-- Start --

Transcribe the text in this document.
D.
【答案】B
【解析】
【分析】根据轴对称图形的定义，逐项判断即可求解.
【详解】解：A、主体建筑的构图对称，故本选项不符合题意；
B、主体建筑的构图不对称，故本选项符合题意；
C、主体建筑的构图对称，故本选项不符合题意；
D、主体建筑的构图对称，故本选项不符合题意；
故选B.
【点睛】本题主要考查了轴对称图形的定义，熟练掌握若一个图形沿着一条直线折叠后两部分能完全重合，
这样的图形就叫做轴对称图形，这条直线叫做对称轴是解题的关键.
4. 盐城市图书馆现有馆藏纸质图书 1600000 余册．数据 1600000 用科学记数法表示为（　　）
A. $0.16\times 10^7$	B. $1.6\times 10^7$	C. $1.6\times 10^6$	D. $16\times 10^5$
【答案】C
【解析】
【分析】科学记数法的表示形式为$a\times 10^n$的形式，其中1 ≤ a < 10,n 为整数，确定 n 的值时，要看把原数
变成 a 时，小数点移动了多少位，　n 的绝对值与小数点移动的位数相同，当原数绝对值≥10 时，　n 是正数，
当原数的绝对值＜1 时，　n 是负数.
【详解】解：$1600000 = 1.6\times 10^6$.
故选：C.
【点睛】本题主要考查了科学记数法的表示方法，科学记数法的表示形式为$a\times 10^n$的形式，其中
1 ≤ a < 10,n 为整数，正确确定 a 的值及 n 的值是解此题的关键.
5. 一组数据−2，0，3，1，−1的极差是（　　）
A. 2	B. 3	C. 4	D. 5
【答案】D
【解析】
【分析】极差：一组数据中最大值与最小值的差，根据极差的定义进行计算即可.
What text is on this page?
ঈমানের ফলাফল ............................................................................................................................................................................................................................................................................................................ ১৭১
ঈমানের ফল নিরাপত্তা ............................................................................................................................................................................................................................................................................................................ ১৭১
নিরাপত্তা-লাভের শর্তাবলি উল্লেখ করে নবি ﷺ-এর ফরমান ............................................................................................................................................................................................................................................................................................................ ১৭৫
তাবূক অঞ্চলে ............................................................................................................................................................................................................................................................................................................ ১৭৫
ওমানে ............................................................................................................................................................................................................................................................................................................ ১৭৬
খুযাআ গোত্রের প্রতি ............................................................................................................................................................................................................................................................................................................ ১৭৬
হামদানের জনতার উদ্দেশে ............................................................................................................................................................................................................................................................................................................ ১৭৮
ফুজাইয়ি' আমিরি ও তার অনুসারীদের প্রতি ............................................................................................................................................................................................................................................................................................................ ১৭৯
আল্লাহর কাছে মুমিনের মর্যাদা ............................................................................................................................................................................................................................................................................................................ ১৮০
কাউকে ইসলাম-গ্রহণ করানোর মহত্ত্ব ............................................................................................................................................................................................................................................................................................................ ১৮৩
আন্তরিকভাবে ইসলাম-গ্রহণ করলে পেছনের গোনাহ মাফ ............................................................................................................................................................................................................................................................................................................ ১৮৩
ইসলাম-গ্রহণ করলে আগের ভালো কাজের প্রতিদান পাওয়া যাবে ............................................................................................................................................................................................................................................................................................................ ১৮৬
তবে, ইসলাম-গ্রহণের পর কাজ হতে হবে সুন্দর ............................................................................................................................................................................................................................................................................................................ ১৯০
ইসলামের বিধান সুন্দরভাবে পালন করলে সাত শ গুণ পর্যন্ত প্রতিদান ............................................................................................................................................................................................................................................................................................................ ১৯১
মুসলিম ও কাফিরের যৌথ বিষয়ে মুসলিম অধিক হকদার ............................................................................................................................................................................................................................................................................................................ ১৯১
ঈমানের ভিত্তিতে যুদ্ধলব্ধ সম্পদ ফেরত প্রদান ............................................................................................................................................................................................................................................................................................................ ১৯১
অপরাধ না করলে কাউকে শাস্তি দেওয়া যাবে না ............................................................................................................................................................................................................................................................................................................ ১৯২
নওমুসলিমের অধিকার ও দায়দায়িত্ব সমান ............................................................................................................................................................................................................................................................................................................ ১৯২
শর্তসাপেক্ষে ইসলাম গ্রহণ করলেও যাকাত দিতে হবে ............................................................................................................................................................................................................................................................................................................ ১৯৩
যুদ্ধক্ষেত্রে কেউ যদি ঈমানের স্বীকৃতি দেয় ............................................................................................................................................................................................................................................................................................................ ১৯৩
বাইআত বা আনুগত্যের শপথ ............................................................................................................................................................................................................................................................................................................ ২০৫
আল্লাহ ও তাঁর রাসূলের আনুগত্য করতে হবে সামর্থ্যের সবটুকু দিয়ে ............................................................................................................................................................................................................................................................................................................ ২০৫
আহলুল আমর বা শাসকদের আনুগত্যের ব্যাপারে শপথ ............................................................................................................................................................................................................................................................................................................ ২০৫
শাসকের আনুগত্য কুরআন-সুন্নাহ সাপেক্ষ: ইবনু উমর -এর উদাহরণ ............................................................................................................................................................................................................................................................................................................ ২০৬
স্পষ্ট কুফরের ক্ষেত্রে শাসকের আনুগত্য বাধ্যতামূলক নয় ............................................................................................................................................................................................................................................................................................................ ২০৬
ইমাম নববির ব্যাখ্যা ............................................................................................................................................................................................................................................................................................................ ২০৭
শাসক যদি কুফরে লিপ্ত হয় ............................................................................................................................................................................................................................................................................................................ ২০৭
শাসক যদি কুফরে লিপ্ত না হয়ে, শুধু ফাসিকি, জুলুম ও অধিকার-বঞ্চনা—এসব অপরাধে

-- End --

Give back the data above exactly as it appears.

Transcribe the text in this document.
D.
【答案】B
【解析】
【分析】根据轴对称图形的定义，逐项判断即可求解.
【详解】解：A、主体建筑的构图对称，故本选项不符合题意；
B、主体建筑的构图不对称，故本选项符合题意；
C、主体建筑的构图对称，故本选项不符合题意；
D、主体建筑的构图对称，故本选项不符合题意；
故选B.
【点睛】本题主要考查了轴对称图形的定义，熟练掌握若一个图形沿着一条直线折叠后两部分能完全重合，
这样的图形就叫做轴对称图形，这条直线叫做对称轴是解题的关键.
4. 盐城市图书馆现有馆藏纸质图书 1600000 余册．数据 1600000 用科学记数法表示为（　　）
A. $0.16\times 10^7$	B. $1.6\times 10^7$	C. $1.6\times 10^6$	D. $16\times 10^5$
【答案】C
【解析】
【分析】科学记数法的表示形式为$a\times 10^n$的形式，其中1 ≤ a < 10,n 为整数，确定 n 的值时，要看把原数
变成 a 时，小数点移动了多少位，　n 的绝对值与小数点移动的位数相同，当原数绝对值≥10 时，　n 是正数，
当原数的绝对值＜1 时，　n 是负数.
【详解】解：$1600000 = 1.6\times 10^6$.
故选：C.
【点睛】本题主要考查了科学记数法的表示方法，科学记数法的表示形式为$a\times 10^n$的形式，其中
1 ≤ a < 10,n 为整数，正确确定 a 的值及 n 的值是解此题的关键.
5. 一组数据−2，0，3，1，−1的极差是（　　）
A. 2	B. 3	C. 4	D. 5
【答案】D
【解析】
【分析】极差：一组数据中最大值与最小值的差，根据极差的定义进行计算即可.
What text is on this page?
ঈমানের ফলাফল ............................................................................................................................................................................................................................................................................................................ ১৭১
ঈমানের ফল নিরাপত্তা ............................................................................................................................................................................................................................................................................................................ ১৭১
নিরাপত্তা-লাভের শর্তাবলি উল্লেখ করে নবি ﷺ-এর ফরমান ............................................................................................................................................................................................................................................................................................................ ১৭৫
তাবূক অঞ্চলে ............................................................................................................................................................................................................................................................................................................ ১৭৫
ওমানে ............................................................................................................................................................................................................................................................................................................ ১৭৬
খুযাআ গোত্রের প্রতি ............................................................................................................................................................................................................................................................................................................ ১৭৬
হামদানের জনতার উদ্দেশে ............................................................................................................................................................................................................................................................................................................ ১৭৮
ফুজাইয়ি' আমিরি ও তার অনুসারীদের প্রতি ............................................................................................................................................................................................................................................................................................................ ১৭৯
আল্লাহর কাছে মুমিনের মর্যাদা ............................................................................................................................................................................................................................................................................................................ ১৮০
কাউকে ইসলাম-গ্রহণ করানোর মহত্ত্ব ............................................................................................................................................................................................................................................................................................................ ১৮৩
আন্তরিকভাবে ইসলাম-গ্রহণ করলে পেছনের গোনাহ মাফ ............................................................................................................................................................................................................................................................................................................ ১৮৩
ইসলাম-গ্রহণ করলে আগের ভালো কাজের প্রতিদান পাওয়া যাবে ............................................................................................................................................................................................................................................................................................................ ১৮৬
তবে, ইসলাম-গ্রহণের পর কাজ হতে হবে সুন্দর ............................................................................................................................................................................................................................................................................................................ ১৯০
ইসলামের বিধান সুন্দরভাবে পালন করলে সাত শ গুণ পর্যন্ত প্রতিদান ............................................................................................................................................................................................................................................................................................................ ১৯১
মুসলিম ও কাফিরের যৌথ বিষয়ে মুসলিম অধিক হকদার ............................................................................................................................................................................................................................................................................................................ ১৯১
ঈমানের ভিত্তিতে যুদ্ধলব্ধ সম্পদ ফেরত প্রদান ............................................................................................................................................................................................................................................................................................................ ১৯১
অপরাধ না করলে কাউকে শাস্তি দেওয়া যাবে না ............................................................................................................................................................................................................................................................................................................ ১৯২
নওমুসলিমের অধিকার ও দায়দায়িত্ব সমান ............................................................................................................................................................................................................................................................................................................ ১৯২
শর্তসাপেক্ষে ইসলাম গ্রহণ করলেও যাকাত দিতে হবে ............................................................................................................................................................................................................................................................................................................ ১৯৩
যুদ্ধক্ষেত্রে কেউ যদি ঈমানের স্বীকৃতি দেয় ............................................................................................................................................................................................................................................................................................................ ১৯৩
বাইআত বা আনুগত্যের শপথ ............................................................................................................................................................................................................................................................................................................ ২০৫
আল্লাহ ও তাঁর রাসূলের আনুগত্য করতে হবে সামর্থ্যের সবটুকু দিয়ে ............................................................................................................................................................................................................................................................................................................ ২০৫
আহলুল আমর বা শাসকদের আনুগত্যের ব্যাপারে শপথ ............................................................................................................................................................................................................................................................................................................ ২০৫
শাসকের আনুগত্য কুরআন-সুন্নাহ সাপেক্ষ: ইবনু উমর -এর উদাহরণ ............................................................................................................................................................................................................................................................................................................ ২০৬
স্পষ্ট কুফরের ক্ষেত্রে শাসকের আনুগত্য বাধ্যতামূলক নয় ............................................................................................................................................................................................................................................................................................................ ২০৬
ইমাম নববির ব্যাখ্যা ............................................................................................................................................................................................................................................................................................................ ২০৭
শাসক যদি কুফরে লিপ্ত হয় ............................................................................................................................................................................................................................................................................................................ ২০৭
শাসক যদি কুফরে লিপ্ত না হয়ে, শুধু ফাসিকি, জুলুম ও অধিকার-বঞ্চনা—এসব অপরাধে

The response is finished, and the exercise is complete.